# WRITTEN EXERCISE
Collect the lines of the entries where "this" shows up.
•••
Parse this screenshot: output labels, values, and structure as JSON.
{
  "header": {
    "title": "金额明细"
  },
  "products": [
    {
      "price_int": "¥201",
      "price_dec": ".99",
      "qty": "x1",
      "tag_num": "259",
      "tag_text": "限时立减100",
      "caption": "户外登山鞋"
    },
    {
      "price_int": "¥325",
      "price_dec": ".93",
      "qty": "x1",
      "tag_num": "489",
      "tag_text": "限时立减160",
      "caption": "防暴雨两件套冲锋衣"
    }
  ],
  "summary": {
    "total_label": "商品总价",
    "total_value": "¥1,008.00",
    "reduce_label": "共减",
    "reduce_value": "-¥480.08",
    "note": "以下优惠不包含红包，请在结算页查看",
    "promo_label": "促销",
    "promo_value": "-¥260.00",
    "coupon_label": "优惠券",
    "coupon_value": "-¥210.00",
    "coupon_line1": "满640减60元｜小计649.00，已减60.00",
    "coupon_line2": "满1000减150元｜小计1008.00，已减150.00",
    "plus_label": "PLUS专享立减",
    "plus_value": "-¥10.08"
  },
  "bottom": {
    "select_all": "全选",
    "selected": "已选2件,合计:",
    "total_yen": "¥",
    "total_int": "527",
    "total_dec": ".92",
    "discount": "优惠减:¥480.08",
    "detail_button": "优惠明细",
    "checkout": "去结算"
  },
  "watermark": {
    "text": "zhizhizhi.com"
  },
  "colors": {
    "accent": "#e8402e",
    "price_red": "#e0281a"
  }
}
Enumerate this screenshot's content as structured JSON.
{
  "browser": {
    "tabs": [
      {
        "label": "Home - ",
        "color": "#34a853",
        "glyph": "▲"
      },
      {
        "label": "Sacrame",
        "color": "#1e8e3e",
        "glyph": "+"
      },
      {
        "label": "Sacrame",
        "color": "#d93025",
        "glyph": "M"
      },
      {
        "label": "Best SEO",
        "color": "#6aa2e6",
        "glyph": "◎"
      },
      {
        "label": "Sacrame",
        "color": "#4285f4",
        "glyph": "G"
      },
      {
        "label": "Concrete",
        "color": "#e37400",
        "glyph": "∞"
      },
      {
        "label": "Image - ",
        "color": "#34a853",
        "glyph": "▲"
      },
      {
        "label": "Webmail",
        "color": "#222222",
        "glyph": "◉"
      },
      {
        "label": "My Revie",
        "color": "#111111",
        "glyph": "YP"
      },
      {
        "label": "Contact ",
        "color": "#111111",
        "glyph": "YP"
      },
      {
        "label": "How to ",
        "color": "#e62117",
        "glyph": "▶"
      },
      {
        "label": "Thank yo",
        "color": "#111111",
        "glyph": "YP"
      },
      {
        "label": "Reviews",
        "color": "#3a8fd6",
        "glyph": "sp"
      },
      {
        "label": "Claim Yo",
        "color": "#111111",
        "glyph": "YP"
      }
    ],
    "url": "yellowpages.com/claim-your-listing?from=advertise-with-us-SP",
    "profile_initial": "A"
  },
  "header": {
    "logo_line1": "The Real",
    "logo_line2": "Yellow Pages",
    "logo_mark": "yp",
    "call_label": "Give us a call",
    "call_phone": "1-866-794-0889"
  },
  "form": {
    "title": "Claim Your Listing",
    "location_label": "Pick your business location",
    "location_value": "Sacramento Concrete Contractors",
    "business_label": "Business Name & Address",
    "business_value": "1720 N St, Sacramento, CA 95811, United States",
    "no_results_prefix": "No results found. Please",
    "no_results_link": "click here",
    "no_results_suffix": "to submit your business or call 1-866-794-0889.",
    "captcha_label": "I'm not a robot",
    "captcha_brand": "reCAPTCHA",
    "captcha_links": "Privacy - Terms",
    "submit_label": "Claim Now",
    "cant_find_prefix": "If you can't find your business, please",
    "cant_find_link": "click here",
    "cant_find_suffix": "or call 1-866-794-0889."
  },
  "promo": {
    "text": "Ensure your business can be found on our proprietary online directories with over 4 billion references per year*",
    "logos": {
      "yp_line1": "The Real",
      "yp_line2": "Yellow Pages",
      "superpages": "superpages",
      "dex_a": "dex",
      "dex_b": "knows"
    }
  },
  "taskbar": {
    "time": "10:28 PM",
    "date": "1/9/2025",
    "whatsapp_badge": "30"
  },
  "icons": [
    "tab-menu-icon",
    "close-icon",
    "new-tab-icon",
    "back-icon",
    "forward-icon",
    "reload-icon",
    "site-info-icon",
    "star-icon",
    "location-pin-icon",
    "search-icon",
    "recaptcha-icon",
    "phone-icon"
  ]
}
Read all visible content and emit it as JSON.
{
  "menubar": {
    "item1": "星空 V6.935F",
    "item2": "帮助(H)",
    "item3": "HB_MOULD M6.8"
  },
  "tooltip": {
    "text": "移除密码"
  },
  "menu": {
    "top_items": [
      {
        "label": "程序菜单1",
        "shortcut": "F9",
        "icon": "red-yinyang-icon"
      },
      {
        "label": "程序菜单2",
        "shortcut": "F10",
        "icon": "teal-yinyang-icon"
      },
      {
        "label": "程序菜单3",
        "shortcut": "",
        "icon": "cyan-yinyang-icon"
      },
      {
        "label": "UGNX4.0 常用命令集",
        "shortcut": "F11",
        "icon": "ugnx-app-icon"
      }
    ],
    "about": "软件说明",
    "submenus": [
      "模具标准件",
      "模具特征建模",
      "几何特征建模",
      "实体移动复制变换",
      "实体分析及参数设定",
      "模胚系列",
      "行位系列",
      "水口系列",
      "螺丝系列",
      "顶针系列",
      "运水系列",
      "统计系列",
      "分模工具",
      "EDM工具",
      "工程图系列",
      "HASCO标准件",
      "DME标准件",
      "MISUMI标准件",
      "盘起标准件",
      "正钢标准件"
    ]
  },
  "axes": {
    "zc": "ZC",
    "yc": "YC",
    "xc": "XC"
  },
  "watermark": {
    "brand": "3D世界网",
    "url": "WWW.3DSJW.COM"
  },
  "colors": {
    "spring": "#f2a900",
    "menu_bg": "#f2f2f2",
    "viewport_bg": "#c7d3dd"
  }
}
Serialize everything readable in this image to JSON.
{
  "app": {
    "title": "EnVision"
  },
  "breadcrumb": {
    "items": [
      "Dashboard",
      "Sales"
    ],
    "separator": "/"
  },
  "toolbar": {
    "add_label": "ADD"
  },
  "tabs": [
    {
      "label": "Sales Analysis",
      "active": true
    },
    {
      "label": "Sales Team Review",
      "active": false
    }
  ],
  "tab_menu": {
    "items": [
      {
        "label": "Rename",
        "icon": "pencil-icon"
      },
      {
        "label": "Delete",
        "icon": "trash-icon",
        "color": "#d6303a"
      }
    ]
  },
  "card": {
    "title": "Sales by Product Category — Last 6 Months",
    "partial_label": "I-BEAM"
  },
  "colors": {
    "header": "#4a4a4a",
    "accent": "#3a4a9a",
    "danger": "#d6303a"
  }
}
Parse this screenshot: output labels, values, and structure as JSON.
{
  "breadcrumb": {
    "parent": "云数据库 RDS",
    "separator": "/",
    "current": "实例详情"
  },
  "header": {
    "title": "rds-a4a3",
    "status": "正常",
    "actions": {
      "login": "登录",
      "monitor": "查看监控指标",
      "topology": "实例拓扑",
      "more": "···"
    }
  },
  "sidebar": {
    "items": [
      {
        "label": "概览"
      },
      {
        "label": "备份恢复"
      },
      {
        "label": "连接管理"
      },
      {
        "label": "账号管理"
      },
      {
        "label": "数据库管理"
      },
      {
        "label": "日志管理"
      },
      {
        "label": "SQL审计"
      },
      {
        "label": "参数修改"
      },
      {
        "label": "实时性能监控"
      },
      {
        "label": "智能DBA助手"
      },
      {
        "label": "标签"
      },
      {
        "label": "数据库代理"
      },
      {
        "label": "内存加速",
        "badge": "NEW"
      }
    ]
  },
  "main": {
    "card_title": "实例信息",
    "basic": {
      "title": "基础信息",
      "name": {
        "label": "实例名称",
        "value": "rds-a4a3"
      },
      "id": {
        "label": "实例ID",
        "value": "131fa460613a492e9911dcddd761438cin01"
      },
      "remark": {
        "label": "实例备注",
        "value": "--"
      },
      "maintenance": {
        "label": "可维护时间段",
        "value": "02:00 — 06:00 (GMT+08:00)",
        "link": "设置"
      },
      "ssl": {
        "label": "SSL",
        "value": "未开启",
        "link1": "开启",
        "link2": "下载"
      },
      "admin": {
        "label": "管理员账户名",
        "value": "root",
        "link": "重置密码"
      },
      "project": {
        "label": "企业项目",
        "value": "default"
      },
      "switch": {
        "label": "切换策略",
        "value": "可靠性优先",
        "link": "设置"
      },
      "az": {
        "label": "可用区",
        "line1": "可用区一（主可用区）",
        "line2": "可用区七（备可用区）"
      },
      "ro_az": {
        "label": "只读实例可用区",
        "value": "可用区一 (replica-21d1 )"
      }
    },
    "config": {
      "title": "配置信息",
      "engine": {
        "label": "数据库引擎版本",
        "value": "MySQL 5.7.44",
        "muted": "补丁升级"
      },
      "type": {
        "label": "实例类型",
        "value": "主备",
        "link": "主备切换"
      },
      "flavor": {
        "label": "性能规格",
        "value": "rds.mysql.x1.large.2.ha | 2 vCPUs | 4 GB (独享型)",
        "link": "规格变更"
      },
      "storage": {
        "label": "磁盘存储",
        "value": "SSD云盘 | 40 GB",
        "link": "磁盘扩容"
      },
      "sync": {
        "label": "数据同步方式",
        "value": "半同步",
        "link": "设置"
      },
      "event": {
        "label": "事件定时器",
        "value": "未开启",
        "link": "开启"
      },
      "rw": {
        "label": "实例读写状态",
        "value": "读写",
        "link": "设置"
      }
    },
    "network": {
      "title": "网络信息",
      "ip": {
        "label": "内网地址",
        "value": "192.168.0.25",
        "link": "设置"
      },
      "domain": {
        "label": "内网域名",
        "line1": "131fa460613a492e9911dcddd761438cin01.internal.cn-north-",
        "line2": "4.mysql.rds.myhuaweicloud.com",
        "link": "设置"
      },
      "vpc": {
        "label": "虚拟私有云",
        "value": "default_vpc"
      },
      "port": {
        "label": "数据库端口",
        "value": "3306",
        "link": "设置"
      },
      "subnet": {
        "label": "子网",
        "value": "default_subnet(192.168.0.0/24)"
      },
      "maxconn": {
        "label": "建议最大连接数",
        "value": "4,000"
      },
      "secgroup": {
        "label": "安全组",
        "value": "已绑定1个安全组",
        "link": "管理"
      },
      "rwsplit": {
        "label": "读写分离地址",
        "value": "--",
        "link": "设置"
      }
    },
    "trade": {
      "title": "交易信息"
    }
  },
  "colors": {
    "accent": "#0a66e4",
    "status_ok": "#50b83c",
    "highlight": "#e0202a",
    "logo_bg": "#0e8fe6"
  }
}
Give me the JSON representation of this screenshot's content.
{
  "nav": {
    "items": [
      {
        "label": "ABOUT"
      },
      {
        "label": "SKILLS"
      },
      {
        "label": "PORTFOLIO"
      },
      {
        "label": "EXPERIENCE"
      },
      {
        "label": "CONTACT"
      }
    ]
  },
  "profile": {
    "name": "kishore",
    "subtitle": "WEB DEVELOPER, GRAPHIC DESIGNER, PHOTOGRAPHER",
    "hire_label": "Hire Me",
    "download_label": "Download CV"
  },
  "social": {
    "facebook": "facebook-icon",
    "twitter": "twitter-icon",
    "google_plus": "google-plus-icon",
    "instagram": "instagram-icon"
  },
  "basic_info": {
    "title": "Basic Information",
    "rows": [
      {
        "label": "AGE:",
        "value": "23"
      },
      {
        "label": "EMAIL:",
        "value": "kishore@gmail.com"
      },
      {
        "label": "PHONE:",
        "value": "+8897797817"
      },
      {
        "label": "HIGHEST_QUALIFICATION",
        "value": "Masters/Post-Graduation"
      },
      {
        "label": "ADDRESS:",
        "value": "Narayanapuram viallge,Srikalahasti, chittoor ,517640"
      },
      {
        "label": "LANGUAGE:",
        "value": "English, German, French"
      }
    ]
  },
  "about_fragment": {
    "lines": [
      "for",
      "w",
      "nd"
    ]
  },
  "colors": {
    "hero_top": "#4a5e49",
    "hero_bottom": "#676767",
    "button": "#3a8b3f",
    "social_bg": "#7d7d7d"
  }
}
•••
# EXERCISE RESPONSE
Parse this screenshot: output labels, values, and structure as JSON.
Enumerate this screenshot's content as structured JSON.
Serialize everything readable in this image to JSON.
Parse this screenshot: output labels, values, and structure as JSON.
Give me the JSON representation of this screenshot's content.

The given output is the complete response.